## BEGIN Extracted data
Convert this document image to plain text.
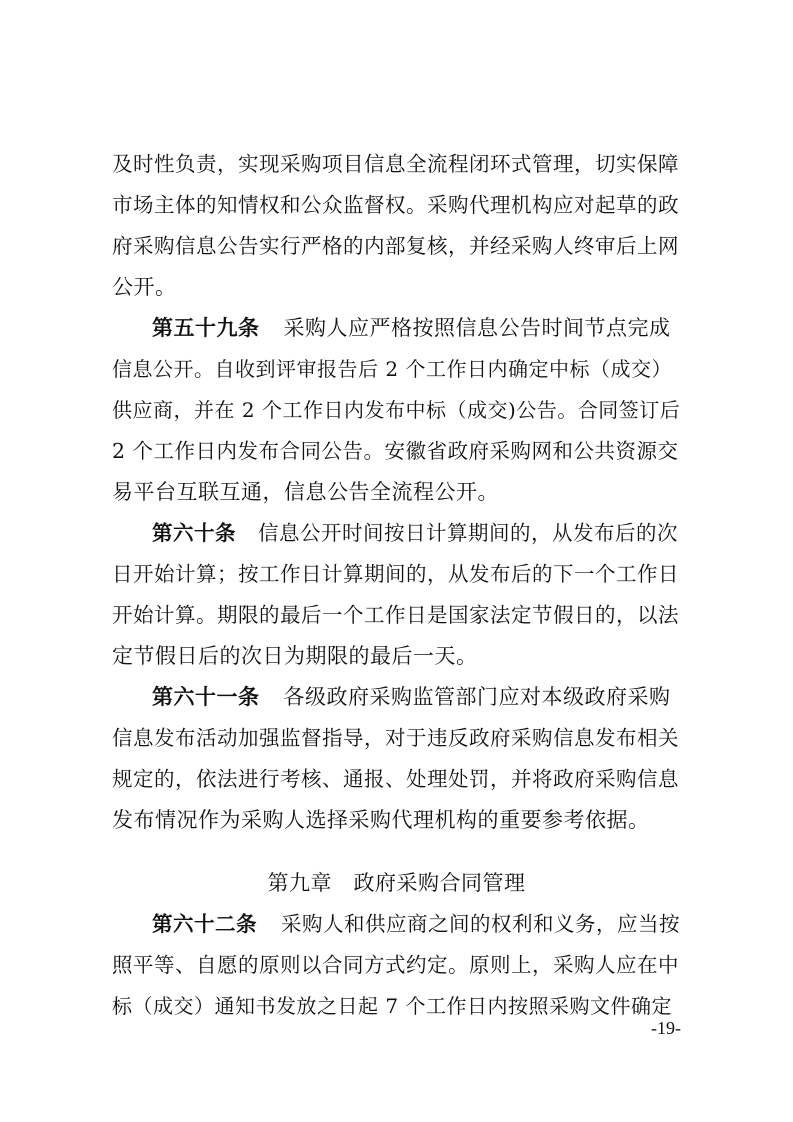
及时性负责，实现采购项目信息全流程闭环式管理，切实保障
市场主体的知情权和公众监督权。采购代理机构应对起草的政
府采购信息公告实行严格的内部复核，并经采购人终审后上网
公开。
第五十九条 采购人应严格按照信息公告时间节点完成
信息公开。自收到评审报告后 2 个工作日内确定中标（成交）
供应商，并在 2 个工作日内发布中标（成交)公告。合同签订后
2 个工作日内发布合同公告。安徽省政府采购网和公共资源交
易平台互联互通，信息公告全流程公开。
第六十条 信息公开时间按日计算期间的，从发布后的次
日开始计算；按工作日计算期间的，从发布后的下一个工作日
开始计算。期限的最后一个工作日是国家法定节假日的，以法
定节假日后的次日为期限的最后一天。
第六十一条 各级政府采购监管部门应对本级政府采购
信息发布活动加强监督指导，对于违反政府采购信息发布相关
规定的，依法进行考核、通报、处理处罚，并将政府采购信息
发布情况作为采购人选择采购代理机构的重要参考依据。
第九章　政府采购合同管理
第六十二条 采购人和供应商之间的权利和义务，应当按
照平等、自愿的原则以合同方式约定。原则上，采购人应在中
标（成交）通知书发放之日起 7 个工作日内按照采购文件确定
-19-
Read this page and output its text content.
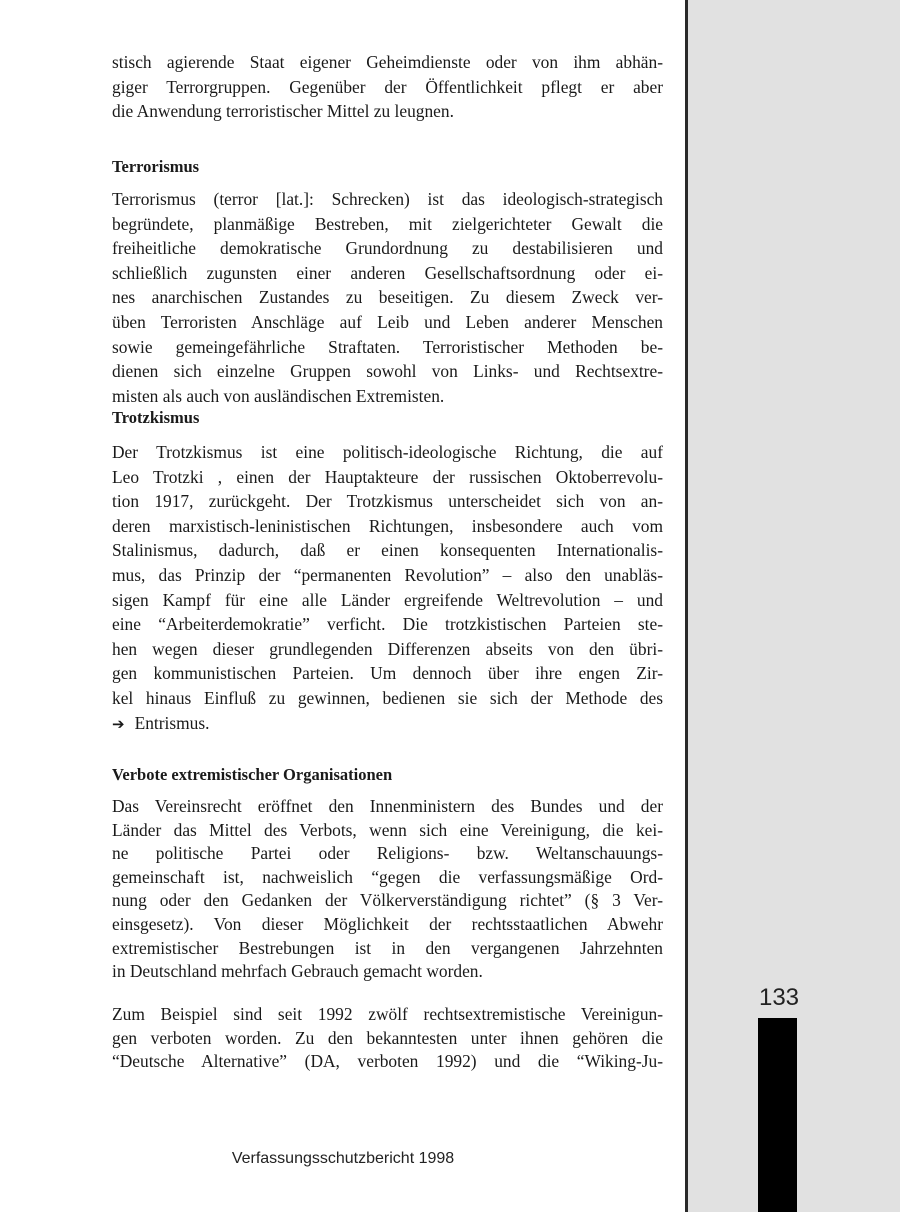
133
stisch agierende Staat eigener Geheimdienste oder von ihm abhän-
giger Terrorgruppen. Gegenüber der Öffentlichkeit pflegt er aber
die Anwendung terroristischer Mittel zu leugnen.
Terrorismus
Terrorismus (terror [lat.]: Schrecken) ist das ideologisch-strategisch
begründete, planmäßige Bestreben, mit zielgerichteter Gewalt die
freiheitliche demokratische Grundordnung zu destabilisieren und
schließlich zugunsten einer anderen Gesellschaftsordnung oder ei-
nes anarchischen Zustandes zu beseitigen. Zu diesem Zweck ver-
üben Terroristen Anschläge auf Leib und Leben anderer Menschen
sowie gemeingefährliche Straftaten. Terroristischer Methoden be-
dienen sich einzelne Gruppen sowohl von Links- und Rechtsextre-
misten als auch von ausländischen Extremisten.
Trotzkismus
Der Trotzkismus ist eine politisch-ideologische Richtung, die auf
Leo Trotzki , einen der Hauptakteure der russischen Oktoberrevolu-
tion 1917, zurückgeht. Der Trotzkismus unterscheidet sich von an-
deren marxistisch-leninistischen Richtungen, insbesondere auch vom
Stalinismus, dadurch, daß er einen konsequenten Internationalis-
mus, das Prinzip der “permanenten Revolution” – also den unabläs-
sigen Kampf für eine alle Länder ergreifende Weltrevolution – und
eine “Arbeiterdemokratie” verficht. Die trotzkistischen Parteien ste-
hen wegen dieser grundlegenden Differenzen abseits von den übri-
gen kommunistischen Parteien. Um dennoch über ihre engen Zir-
kel hinaus Einfluß zu gewinnen, bedienen sie sich der Methode des
➔ Entrismus.
Verbote extremistischer Organisationen
Das Vereinsrecht eröffnet den Innenministern des Bundes und der
Länder das Mittel des Verbots, wenn sich eine Vereinigung, die kei-
ne politische Partei oder Religions- bzw. Weltanschauungs-
gemeinschaft ist, nachweislich “gegen die verfassungsmäßige Ord-
nung oder den Gedanken der Völkerverständigung richtet” (§ 3 Ver-
einsgesetz). Von dieser Möglichkeit der rechtsstaatlichen Abwehr
extremistischer Bestrebungen ist in den vergangenen Jahrzehnten
in Deutschland mehrfach Gebrauch gemacht worden.
Zum Beispiel sind seit 1992 zwölf rechtsextremistische Vereinigun-
gen verboten worden. Zu den bekanntesten unter ihnen gehören die
“Deutsche Alternative” (DA, verboten 1992) und die “Wiking-Ju-
Verfassungsschutzbericht 1998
## END Extracted data
Task goal: Identify each line of the material where the word "Trotzkismus" shows up, and copy it.

Answer for the task:
Trotzkismus
Der Trotzkismus ist eine politisch-ideologische Richtung, die auf
tion 1917, zurückgeht. Der Trotzkismus unterscheidet sich von an-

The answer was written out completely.